### PROBLEMS TO SOLVE
1. Please reproduce the message about unichr() and ord() from "Changing ord() would" up to and including "(code > 0xffff).".
2. Answer these questions using the message about unichr() and ord():
(a) Who is listed as the author?
(b) Since which revision have ord() and chr() accepted and returned surrogate pairs in narrow builds?
(c) According to the reply, what do applications always expect of unichr() in Python 2.x?
3. List every recipient named in the message about unichr() and ord().

### EXCERPT TO READ
◆ ◆ ◆ ◆ ◆
Message81053
| Author |
lemburg |
| Recipients |
amaury.forgeotdarc, bupjae, ezio.melotti, lemburg, vstinner |
| Date |
2009年02月03日.13:18:19 |
| SpamBayes Score |
2.628342e-12 |
| Marked as misclassified |
No |
| Message-id |
<4988441A.1010607@egenix.com> |
| In-reply-to |
<200902031413.56264.victor.stinner@haypocalc.com> |
| Content |
On 2009年02月03日 14:14, STINNER Victor wrote:
> STINNER Victor <victor.stinner@haypocalc.com> added the comment:
>
> amaury> Since r56395, ord() and chr() accept and return surrogate pairs
> amaury> even in narrow builds.
>
> Note: My examples are made with Python 2.x.
>
>> The goal is to remove most differences between narrow and wide unicode
>> builds (except for string lengths, indices or slices)
>
> It would be nice to get the same behaviour in Python 2.x and 3.x to help
> migration from Python2 to Python3 ;-)
>
> unichr() (in Python 2.x) documentation is correct. But I would approciate to
> support surrogates using unichr() which means also changing ord() behaviour.
This is not possible for unichr() in Python 2.x, since applications
always expect len(unichr(x)) == 1.
Changing ord() would be possible in Python 2.x is easier, since
this would only extend the range of returned values for UCS2
builds.
>> To address this problem, I suggest to change all functions in
>> unicodectype.c so that they accept Py_UCS4 characters (instead of
>> Py_UNICODE).
>
> Why? Using surrogates, you can use 16-bits Py_UNICODE to store non-BMP
> characters (code > 0xffff).
>
> --
>
> I can open a new issue if you agree that we can change unichr() / ord()
> behaviour on narrow build. We may ask on the mailing list? |
|
◆ ◆ ◆ ◆ ◆
### SUPPLIED DATA

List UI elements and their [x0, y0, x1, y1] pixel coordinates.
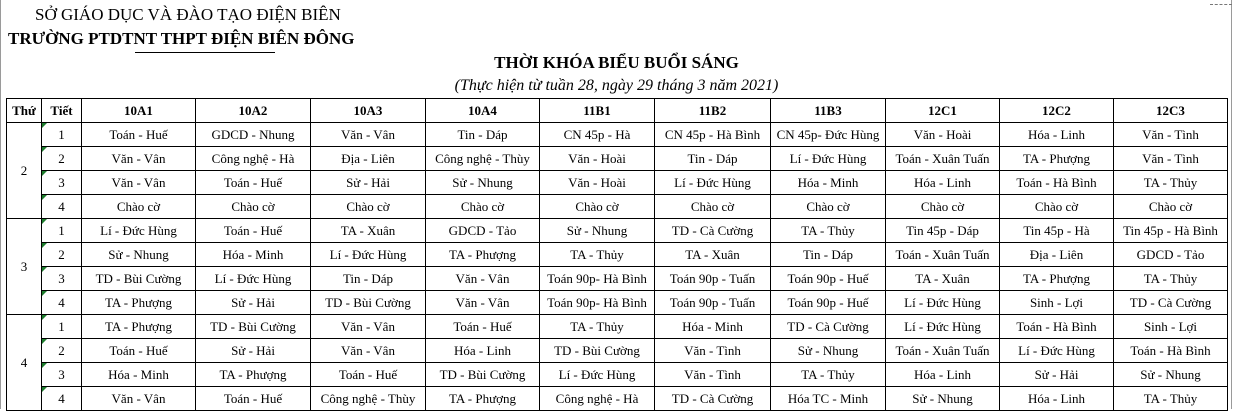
◆ ◆ ◆ ◆ ◆
### PER-TASK OUTPUTS
1.
Changing ord() would be possible in Python 2.x is easier, since
this would only extend the range of returned values for UCS2
builds.
>> To address this problem, I suggest to change all functions in
>> unicodectype.c so that they accept Py_UCS4 characters (instead of
>> Py_UNICODE).
>
> Why? Using surrogates, you can use 16-bits Py_UNICODE to store non-BMP
> characters (code > 0xffff).

2.
(a) lemburg
(b) r56395
(c) That len(unichr(x)) == 1

3.
amaury.forgeotdarc
bupjae
ezio.melotti
lemburg
vstinner